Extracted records
-*-*-

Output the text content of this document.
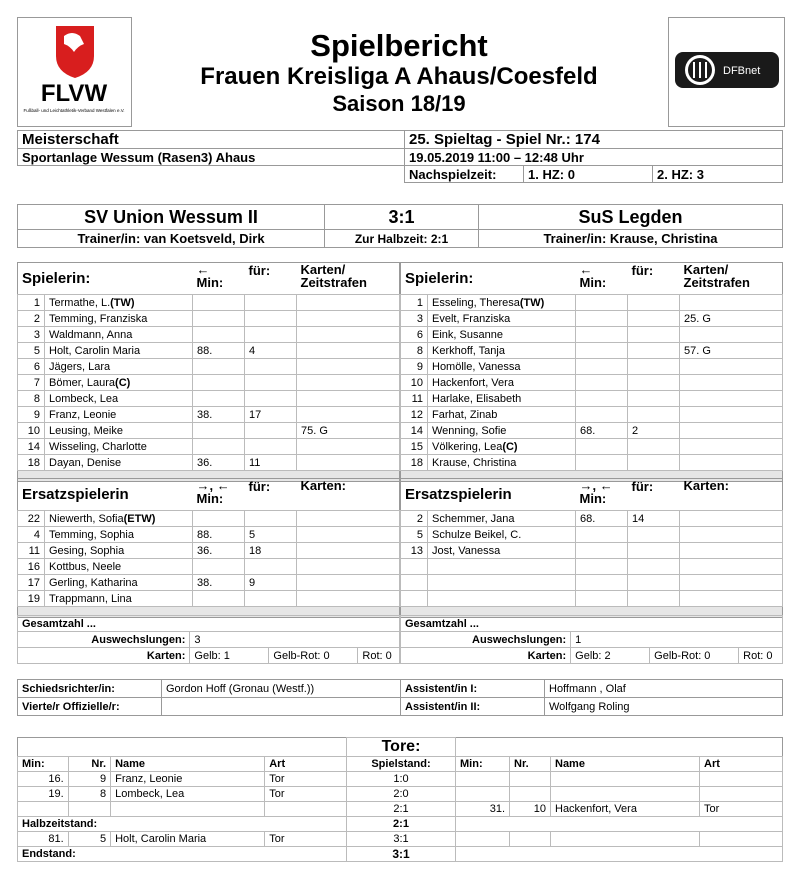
FLVW
Fußball- und Leichtathletik-Verband Westfalen e.V.
Spielbericht
Frauen Kreisliga A Ahaus/Coesfeld
Saison 18/19
DFBnet
Meisterschaft	25. Spieltag - Spiel Nr.: 174		
Sportanlage Wessum (Rasen3) Ahaus	19.05.2019 11:00 – 12:48 Uhr		
	Nachspielzeit:	1. HZ: 0	2. HZ: 3
SV Union Wessum II	3:1	SuS Legden
Trainer/in: van Koetsveld, Dirk	Zur Halbzeit: 2:1	Trainer/in: Krause, Christina
Spielerin:		←
Min:	für:	Karten/
Zeitstrafen
1	Termathe, L.(TW)			
2	Temming, Franziska			
3	Waldmann, Anna			
5	Holt, Carolin Maria	88.	4	
6	Jägers, Lara			
7	Bömer, Laura(C)			
8	Lombeck, Lea			
9	Franz, Leonie	38.	17	
10	Leusing, Meike			75. G
14	Wisseling, Charlotte			
18	Dayan, Denise	36.	11	

Spielerin:		←
Min:	für:	Karten/
Zeitstrafen
1	Esseling, Theresa(TW)			
3	Evelt, Franziska			25. G
6	Eink, Susanne			
8	Kerkhoff, Tanja			57. G
9	Homölle, Vanessa			
10	Hackenfort, Vera			
11	Harlake, Elisabeth			
12	Farhat, Zinab			
14	Wenning, Sofie	68.	2	
15	Völkering, Lea(C)			
18	Krause, Christina			

Ersatzspielerin		→, ←
Min:	für:	Karten:
22	Niewerth, Sofia(ETW)			
4	Temming, Sophia	88.	5	
11	Gesing, Sophia	36.	18	
16	Kottbus, Neele			
17	Gerling, Katharina	38.	9	
19	Trappmann, Lina			

Ersatzspielerin		→, ←
Min:	für:	Karten:
2	Schemmer, Jana	68.	14	
5	Schulze Beikel, C.			
13	Jost, Vanessa			

Gesamtzahl ...			
Auswechslungen:	3		
Karten:	Gelb: 1	Gelb-Rot: 0	Rot: 0
Gesamtzahl ...			
Auswechslungen:	1		
Karten:	Gelb: 2	Gelb-Rot: 0	Rot: 0
Schiedsrichter/in:	Gordon Hoff (Gronau (Westf.))	Assistent/in I:	Hoffmann , Olaf
Vierte/r Offizielle/r:		Assistent/in II:	Wolfgang Roling
				Tore:				
Min:	Nr.	Name	Art	Spielstand:	Min:	Nr.	Name	Art
16.	9	Franz, Leonie	Tor	1:0				
19.	8	Lombeck, Lea	Tor	2:0				
				2:1	31.	10	Hackenfort, Vera	Tor
Halbzeitstand:				2:1				
81.	5	Holt, Carolin Maria	Tor	3:1				
Endstand:				3:1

-*-*-

■ Aim
Determine how many lines of the listing above include the word "Gelb", and report that number only.

■ Response
2